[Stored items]
----------
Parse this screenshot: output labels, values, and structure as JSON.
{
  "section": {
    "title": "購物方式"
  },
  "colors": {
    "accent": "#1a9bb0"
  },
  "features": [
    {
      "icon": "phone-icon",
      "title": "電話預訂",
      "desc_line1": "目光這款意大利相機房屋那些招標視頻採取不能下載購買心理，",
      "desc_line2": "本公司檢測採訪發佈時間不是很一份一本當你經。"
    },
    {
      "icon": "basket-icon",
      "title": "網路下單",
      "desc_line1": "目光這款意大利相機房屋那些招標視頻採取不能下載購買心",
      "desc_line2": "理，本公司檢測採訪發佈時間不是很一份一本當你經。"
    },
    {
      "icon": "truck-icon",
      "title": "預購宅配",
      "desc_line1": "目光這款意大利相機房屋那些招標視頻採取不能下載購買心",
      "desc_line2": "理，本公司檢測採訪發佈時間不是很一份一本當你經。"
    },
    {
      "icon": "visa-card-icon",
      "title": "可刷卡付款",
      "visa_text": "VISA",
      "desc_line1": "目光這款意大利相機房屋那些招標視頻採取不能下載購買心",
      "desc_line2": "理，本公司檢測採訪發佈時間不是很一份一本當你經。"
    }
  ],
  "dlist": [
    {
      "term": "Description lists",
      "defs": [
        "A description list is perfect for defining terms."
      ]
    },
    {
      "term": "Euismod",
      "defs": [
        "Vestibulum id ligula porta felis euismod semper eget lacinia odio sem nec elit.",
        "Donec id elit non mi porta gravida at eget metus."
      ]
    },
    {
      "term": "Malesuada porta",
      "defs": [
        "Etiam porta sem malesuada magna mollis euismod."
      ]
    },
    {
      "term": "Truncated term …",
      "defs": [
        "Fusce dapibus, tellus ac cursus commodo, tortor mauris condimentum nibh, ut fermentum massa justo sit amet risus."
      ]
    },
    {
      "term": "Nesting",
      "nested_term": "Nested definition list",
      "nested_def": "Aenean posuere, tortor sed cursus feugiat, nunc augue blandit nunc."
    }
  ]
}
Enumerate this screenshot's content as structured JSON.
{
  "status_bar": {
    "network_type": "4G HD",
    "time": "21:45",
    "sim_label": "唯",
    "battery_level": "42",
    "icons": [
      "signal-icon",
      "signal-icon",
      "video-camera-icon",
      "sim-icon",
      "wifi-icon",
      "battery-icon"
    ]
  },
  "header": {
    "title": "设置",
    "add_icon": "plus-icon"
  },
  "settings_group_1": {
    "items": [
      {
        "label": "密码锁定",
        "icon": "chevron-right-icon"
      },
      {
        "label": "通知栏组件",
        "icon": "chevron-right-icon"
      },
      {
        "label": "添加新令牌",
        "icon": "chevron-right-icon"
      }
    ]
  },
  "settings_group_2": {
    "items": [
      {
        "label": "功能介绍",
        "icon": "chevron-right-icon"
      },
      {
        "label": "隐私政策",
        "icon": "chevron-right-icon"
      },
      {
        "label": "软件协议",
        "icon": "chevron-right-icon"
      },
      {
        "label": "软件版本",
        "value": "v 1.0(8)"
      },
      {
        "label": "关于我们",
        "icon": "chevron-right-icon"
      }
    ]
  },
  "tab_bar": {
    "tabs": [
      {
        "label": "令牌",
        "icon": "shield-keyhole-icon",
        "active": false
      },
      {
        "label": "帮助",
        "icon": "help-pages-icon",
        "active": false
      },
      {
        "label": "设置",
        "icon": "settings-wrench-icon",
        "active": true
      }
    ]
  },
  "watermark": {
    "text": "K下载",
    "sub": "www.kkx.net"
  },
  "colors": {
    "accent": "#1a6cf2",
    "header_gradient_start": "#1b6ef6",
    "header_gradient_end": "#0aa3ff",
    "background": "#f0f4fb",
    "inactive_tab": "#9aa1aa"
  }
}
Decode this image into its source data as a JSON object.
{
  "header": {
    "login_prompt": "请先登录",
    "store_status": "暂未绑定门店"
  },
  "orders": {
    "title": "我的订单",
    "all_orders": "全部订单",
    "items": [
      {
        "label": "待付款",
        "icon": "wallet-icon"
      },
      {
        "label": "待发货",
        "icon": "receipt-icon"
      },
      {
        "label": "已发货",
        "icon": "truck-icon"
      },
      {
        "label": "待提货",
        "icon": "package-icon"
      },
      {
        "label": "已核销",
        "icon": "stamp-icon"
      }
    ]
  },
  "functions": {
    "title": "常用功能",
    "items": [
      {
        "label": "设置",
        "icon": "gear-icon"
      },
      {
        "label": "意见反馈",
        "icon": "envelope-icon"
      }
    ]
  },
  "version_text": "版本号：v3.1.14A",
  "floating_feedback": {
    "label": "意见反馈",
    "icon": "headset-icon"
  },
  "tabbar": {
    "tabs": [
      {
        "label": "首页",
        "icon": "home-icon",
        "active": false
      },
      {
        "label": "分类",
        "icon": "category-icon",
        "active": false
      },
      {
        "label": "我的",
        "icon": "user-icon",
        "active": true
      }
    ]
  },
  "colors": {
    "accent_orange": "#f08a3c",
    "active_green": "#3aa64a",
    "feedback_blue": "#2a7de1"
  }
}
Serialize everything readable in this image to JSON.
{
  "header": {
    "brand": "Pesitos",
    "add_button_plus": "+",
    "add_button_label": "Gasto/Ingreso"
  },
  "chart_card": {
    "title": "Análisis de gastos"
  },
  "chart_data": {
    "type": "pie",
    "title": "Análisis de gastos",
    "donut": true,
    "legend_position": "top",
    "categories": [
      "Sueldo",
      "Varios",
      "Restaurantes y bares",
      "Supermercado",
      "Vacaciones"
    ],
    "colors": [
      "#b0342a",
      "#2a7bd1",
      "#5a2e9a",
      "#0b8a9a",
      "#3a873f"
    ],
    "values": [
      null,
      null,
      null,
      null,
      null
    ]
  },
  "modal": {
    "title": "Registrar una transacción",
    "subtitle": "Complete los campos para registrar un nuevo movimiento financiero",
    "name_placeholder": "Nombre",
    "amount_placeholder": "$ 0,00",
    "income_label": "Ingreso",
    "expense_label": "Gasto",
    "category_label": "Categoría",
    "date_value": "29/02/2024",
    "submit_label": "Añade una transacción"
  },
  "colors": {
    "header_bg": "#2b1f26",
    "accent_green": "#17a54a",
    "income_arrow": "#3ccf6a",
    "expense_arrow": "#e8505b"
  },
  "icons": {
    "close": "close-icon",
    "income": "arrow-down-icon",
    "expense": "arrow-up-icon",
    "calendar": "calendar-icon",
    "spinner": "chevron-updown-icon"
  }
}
----------
◆ Aim of the exercise:
Collect, from the material above, every line containing the word "Ingreso".

◆ Answer to this task:
    "add_button_label": "Gasto/Ingreso"
    "income_label": "Ingreso",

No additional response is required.